INPUT ROWS>
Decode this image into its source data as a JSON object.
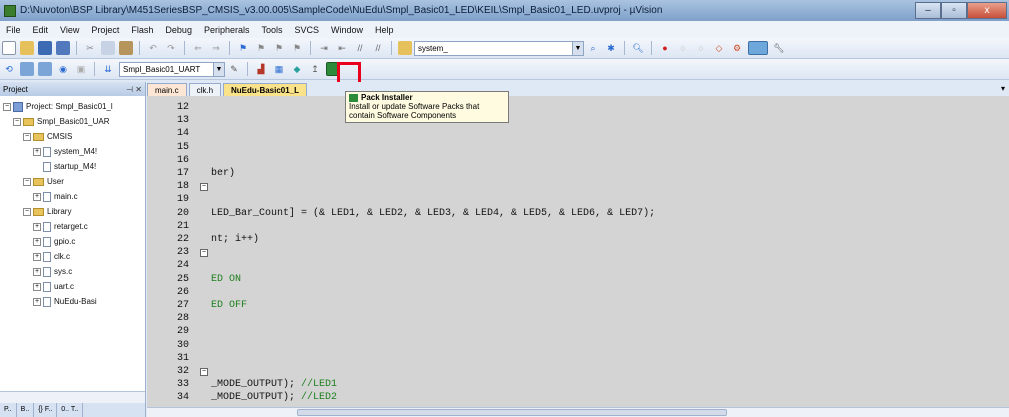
{
  "window": {
    "title": "D:\\Nuvoton\\BSP Library\\M451SeriesBSP_CMSIS_v3.00.005\\SampleCode\\NuEdu\\Smpl_Basic01_LED\\KEIL\\Smpl_Basic01_LED.uvproj - µVision",
    "controls": [
      "–",
      "▫",
      "x"
    ]
  },
  "menu": [
    "File",
    "Edit",
    "View",
    "Project",
    "Flash",
    "Debug",
    "Peripherals",
    "Tools",
    "SVCS",
    "Window",
    "Help"
  ],
  "toolbar1": {
    "find_combo_value": "system_"
  },
  "toolbar2": {
    "target_combo_value": "Smpl_Basic01_UART"
  },
  "project_panel": {
    "title": "Project",
    "tree": [
      {
        "label": "Project: Smpl_Basic01_l",
        "level": 0,
        "kind": "project",
        "toggle": "⊟"
      },
      {
        "label": "Smpl_Basic01_UAR",
        "level": 1,
        "kind": "target",
        "toggle": "⊟"
      },
      {
        "label": "CMSIS",
        "level": 2,
        "kind": "folder",
        "toggle": "⊟"
      },
      {
        "label": "system_M4!",
        "level": 3,
        "kind": "file",
        "toggle": "⊞"
      },
      {
        "label": "startup_M4!",
        "level": 3,
        "kind": "file",
        "toggle": ""
      },
      {
        "label": "User",
        "level": 2,
        "kind": "folder",
        "toggle": "⊟"
      },
      {
        "label": "main.c",
        "level": 3,
        "kind": "file",
        "toggle": "⊞"
      },
      {
        "label": "Library",
        "level": 2,
        "kind": "folder",
        "toggle": "⊟"
      },
      {
        "label": "retarget.c",
        "level": 3,
        "kind": "file",
        "toggle": "⊞"
      },
      {
        "label": "gpio.c",
        "level": 3,
        "kind": "file",
        "toggle": "⊞"
      },
      {
        "label": "clk.c",
        "level": 3,
        "kind": "file",
        "toggle": "⊞"
      },
      {
        "label": "sys.c",
        "level": 3,
        "kind": "file",
        "toggle": "⊞"
      },
      {
        "label": "uart.c",
        "level": 3,
        "kind": "file",
        "toggle": "⊞"
      },
      {
        "label": "NuEdu-Basi",
        "level": 3,
        "kind": "file",
        "toggle": "⊞"
      }
    ],
    "bottom_tabs": [
      "P..",
      "B..",
      "{} F..",
      "0.. T.."
    ]
  },
  "editor_tabs": [
    {
      "label": "main.c",
      "state": "file1"
    },
    {
      "label": "clk.h",
      "state": "normal"
    },
    {
      "label": "NuEdu-Basic01_L",
      "state": "active"
    }
  ],
  "tooltip": {
    "title": "Pack Installer",
    "body": "Install or update Software Packs that contain Software Components"
  },
  "code_lines": [
    {
      "n": "12",
      "code": "",
      "fold": false
    },
    {
      "n": "13",
      "code": "",
      "fold": false
    },
    {
      "n": "14",
      "code": "",
      "fold": false
    },
    {
      "n": "15",
      "code": "",
      "fold": false
    },
    {
      "n": "16",
      "code": "",
      "fold": false
    },
    {
      "n": "17",
      "code": "ber)",
      "fold": false
    },
    {
      "n": "18",
      "code": "",
      "fold": true
    },
    {
      "n": "19",
      "code": "",
      "fold": false
    },
    {
      "n": "20",
      "code": "LED_Bar_Count] = (& LED1, & LED2, & LED3, & LED4, & LED5, & LED6, & LED7);",
      "fold": false
    },
    {
      "n": "21",
      "code": "",
      "fold": false
    },
    {
      "n": "22",
      "code": "nt; i++)",
      "fold": false
    },
    {
      "n": "23",
      "code": "",
      "fold": true
    },
    {
      "n": "24",
      "code": "",
      "fold": false
    },
    {
      "n": "25",
      "code": "ED ON",
      "fold": false,
      "comment": true
    },
    {
      "n": "26",
      "code": "",
      "fold": false
    },
    {
      "n": "27",
      "code": "ED OFF",
      "fold": false,
      "comment": true
    },
    {
      "n": "28",
      "code": "",
      "fold": false
    },
    {
      "n": "29",
      "code": "",
      "fold": false
    },
    {
      "n": "30",
      "code": "",
      "fold": false
    },
    {
      "n": "31",
      "code": "",
      "fold": false
    },
    {
      "n": "32",
      "code": "",
      "fold": true
    },
    {
      "n": "33",
      "code": "_MODE_OUTPUT); //LED1",
      "fold": false,
      "split": "_MODE_OUTPUT); ",
      "tail": "//LED1"
    },
    {
      "n": "34",
      "code": "_MODE_OUTPUT); //LED2",
      "fold": false,
      "split": "_MODE_OUTPUT); ",
      "tail": "//LED2"
    }
  ],
  "hscroll_label": "III"
}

PROBLEM TO SOLVE>
Repeat the data exactly, excluding the pictures.

CORRECT OUTPUT>
Decode this image into its source data as a JSON object.
{
  "window": {
    "title": "D:\\Nuvoton\\BSP Library\\M451SeriesBSP_CMSIS_v3.00.005\\SampleCode\\NuEdu\\Smpl_Basic01_LED\\KEIL\\Smpl_Basic01_LED.uvproj - µVision",
    "controls": [
      "–",
      "▫",
      "x"
    ]
  },
  "menu": [
    "File",
    "Edit",
    "View",
    "Project",
    "Flash",
    "Debug",
    "Peripherals",
    "Tools",
    "SVCS",
    "Window",
    "Help"
  ],
  "toolbar1": {
    "find_combo_value": "system_"
  },
  "toolbar2": {
    "target_combo_value": "Smpl_Basic01_UART"
  },
  "project_panel": {
    "title": "Project",
    "tree": [
      {
        "label": "Project: Smpl_Basic01_l",
        "level": 0,
        "kind": "project",
        "toggle": "⊟"
      },
      {
        "label": "Smpl_Basic01_UAR",
        "level": 1,
        "kind": "target",
        "toggle": "⊟"
      },
      {
        "label": "CMSIS",
        "level": 2,
        "kind": "folder",
        "toggle": "⊟"
      },
      {
        "label": "system_M4!",
        "level": 3,
        "kind": "file",
        "toggle": "⊞"
      },
      {
        "label": "startup_M4!",
        "level": 3,
        "kind": "file",
        "toggle": ""
      },
      {
        "label": "User",
        "level": 2,
        "kind": "folder",
        "toggle": "⊟"
      },
      {
        "label": "main.c",
        "level": 3,
        "kind": "file",
        "toggle": "⊞"
      },
      {
        "label": "Library",
        "level": 2,
        "kind": "folder",
        "toggle": "⊟"
      },
      {
        "label": "retarget.c",
        "level": 3,
        "kind": "file",
        "toggle": "⊞"
      },
      {
        "label": "gpio.c",
        "level": 3,
        "kind": "file",
        "toggle": "⊞"
      },
      {
        "label": "clk.c",
        "level": 3,
        "kind": "file",
        "toggle": "⊞"
      },
      {
        "label": "sys.c",
        "level": 3,
        "kind": "file",
        "toggle": "⊞"
      },
      {
        "label": "uart.c",
        "level": 3,
        "kind": "file",
        "toggle": "⊞"
      },
      {
        "label": "NuEdu-Basi",
        "level": 3,
        "kind": "file",
        "toggle": "⊞"
      }
    ],
    "bottom_tabs": [
      "P..",
      "B..",
      "{} F..",
      "0.. T.."
    ]
  },
  "editor_tabs": [
    {
      "label": "main.c",
      "state": "file1"
    },
    {
      "label": "clk.h",
      "state": "normal"
    },
    {
      "label": "NuEdu-Basic01_L",
      "state": "active"
    }
  ],
  "tooltip": {
    "title": "Pack Installer",
    "body": "Install or update Software Packs that contain Software Components"
  },
  "code_lines": [
    {
      "n": "12",
      "code": "",
      "fold": false
    },
    {
      "n": "13",
      "code": "",
      "fold": false
    },
    {
      "n": "14",
      "code": "",
      "fold": false
    },
    {
      "n": "15",
      "code": "",
      "fold": false
    },
    {
      "n": "16",
      "code": "",
      "fold": false
    },
    {
      "n": "17",
      "code": "ber)",
      "fold": false
    },
    {
      "n": "18",
      "code": "",
      "fold": true
    },
    {
      "n": "19",
      "code": "",
      "fold": false
    },
    {
      "n": "20",
      "code": "LED_Bar_Count] = (& LED1, & LED2, & LED3, & LED4, & LED5, & LED6, & LED7);",
      "fold": false
    },
    {
      "n": "21",
      "code": "",
      "fold": false
    },
    {
      "n": "22",
      "code": "nt; i++)",
      "fold": false
    },
    {
      "n": "23",
      "code": "",
      "fold": true
    },
    {
      "n": "24",
      "code": "",
      "fold": false
    },
    {
      "n": "25",
      "code": "ED ON",
      "fold": false,
      "comment": true
    },
    {
      "n": "26",
      "code": "",
      "fold": false
    },
    {
      "n": "27",
      "code": "ED OFF",
      "fold": false,
      "comment": true
    },
    {
      "n": "28",
      "code": "",
      "fold": false
    },
    {
      "n": "29",
      "code": "",
      "fold": false
    },
    {
      "n": "30",
      "code": "",
      "fold": false
    },
    {
      "n": "31",
      "code": "",
      "fold": false
    },
    {
      "n": "32",
      "code": "",
      "fold": true
    },
    {
      "n": "33",
      "code": "_MODE_OUTPUT); //LED1",
      "fold": false,
      "split": "_MODE_OUTPUT); ",
      "tail": "//LED1"
    },
    {
      "n": "34",
      "code": "_MODE_OUTPUT); //LED2",
      "fold": false,
      "split": "_MODE_OUTPUT); ",
      "tail": "//LED2"
    }
  ],
  "hscroll_label": "III"
}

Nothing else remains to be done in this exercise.